*** RECORD EXCERPTS ***

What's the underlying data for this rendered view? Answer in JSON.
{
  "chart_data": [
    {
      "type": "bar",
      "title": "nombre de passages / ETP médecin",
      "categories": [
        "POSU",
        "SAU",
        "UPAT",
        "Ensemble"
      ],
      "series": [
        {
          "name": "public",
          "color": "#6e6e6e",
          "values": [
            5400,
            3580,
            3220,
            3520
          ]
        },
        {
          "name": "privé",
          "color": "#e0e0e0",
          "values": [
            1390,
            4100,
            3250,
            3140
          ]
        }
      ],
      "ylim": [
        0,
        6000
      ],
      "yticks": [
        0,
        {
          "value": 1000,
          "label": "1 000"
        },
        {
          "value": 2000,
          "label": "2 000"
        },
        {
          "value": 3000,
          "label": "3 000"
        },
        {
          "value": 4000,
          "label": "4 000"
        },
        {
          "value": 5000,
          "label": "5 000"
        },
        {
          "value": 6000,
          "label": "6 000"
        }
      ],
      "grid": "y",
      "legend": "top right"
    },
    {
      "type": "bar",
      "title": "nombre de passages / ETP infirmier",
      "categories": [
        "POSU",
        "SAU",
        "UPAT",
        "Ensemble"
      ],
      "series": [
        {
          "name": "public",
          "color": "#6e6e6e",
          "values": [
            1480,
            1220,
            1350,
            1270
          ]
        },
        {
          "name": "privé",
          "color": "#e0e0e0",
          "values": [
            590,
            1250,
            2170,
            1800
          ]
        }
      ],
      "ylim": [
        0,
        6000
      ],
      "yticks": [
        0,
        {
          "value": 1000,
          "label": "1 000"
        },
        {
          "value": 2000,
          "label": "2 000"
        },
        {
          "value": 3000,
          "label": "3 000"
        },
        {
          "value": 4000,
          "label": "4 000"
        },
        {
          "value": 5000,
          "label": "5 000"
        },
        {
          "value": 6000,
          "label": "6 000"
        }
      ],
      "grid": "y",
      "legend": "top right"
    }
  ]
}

***

■ GIVEN INSTRUCTION: Repeat the records above exactly as they appear.

■ WORKED ANSWER:
What's the underlying data for this rendered view? Answer in JSON.
{
  "chart_data": [
    {
      "type": "bar",
      "title": "nombre de passages / ETP médecin",
      "categories": [
        "POSU",
        "SAU",
        "UPAT",
        "Ensemble"
      ],
      "series": [
        {
          "name": "public",
          "color": "#6e6e6e",
          "values": [
            5400,
            3580,
            3220,
            3520
          ]
        },
        {
          "name": "privé",
          "color": "#e0e0e0",
          "values": [
            1390,
            4100,
            3250,
            3140
          ]
        }
      ],
      "ylim": [
        0,
        6000
      ],
      "yticks": [
        0,
        {
          "value": 1000,
          "label": "1 000"
        },
        {
          "value": 2000,
          "label": "2 000"
        },
        {
          "value": 3000,
          "label": "3 000"
        },
        {
          "value": 4000,
          "label": "4 000"
        },
        {
          "value": 5000,
          "label": "5 000"
        },
        {
          "value": 6000,
          "label": "6 000"
        }
      ],
      "grid": "y",
      "legend": "top right"
    },
    {
      "type": "bar",
      "title": "nombre de passages / ETP infirmier",
      "categories": [
        "POSU",
        "SAU",
        "UPAT",
        "Ensemble"
      ],
      "series": [
        {
          "name": "public",
          "color": "#6e6e6e",
          "values": [
            1480,
            1220,
            1350,
            1270
          ]
        },
        {
          "name": "privé",
          "color": "#e0e0e0",
          "values": [
            590,
            1250,
            2170,
            1800
          ]
        }
      ],
      "ylim": [
        0,
        6000
      ],
      "yticks": [
        0,
        {
          "value": 1000,
          "label": "1 000"
        },
        {
          "value": 2000,
          "label": "2 000"
        },
        {
          "value": 3000,
          "label": "3 000"
        },
        {
          "value": 4000,
          "label": "4 000"
        },
        {
          "value": 5000,
          "label": "5 000"
        },
        {
          "value": 6000,
          "label": "6 000"
        }
      ],
      "grid": "y",
      "legend": "top right"
    }
  ]
}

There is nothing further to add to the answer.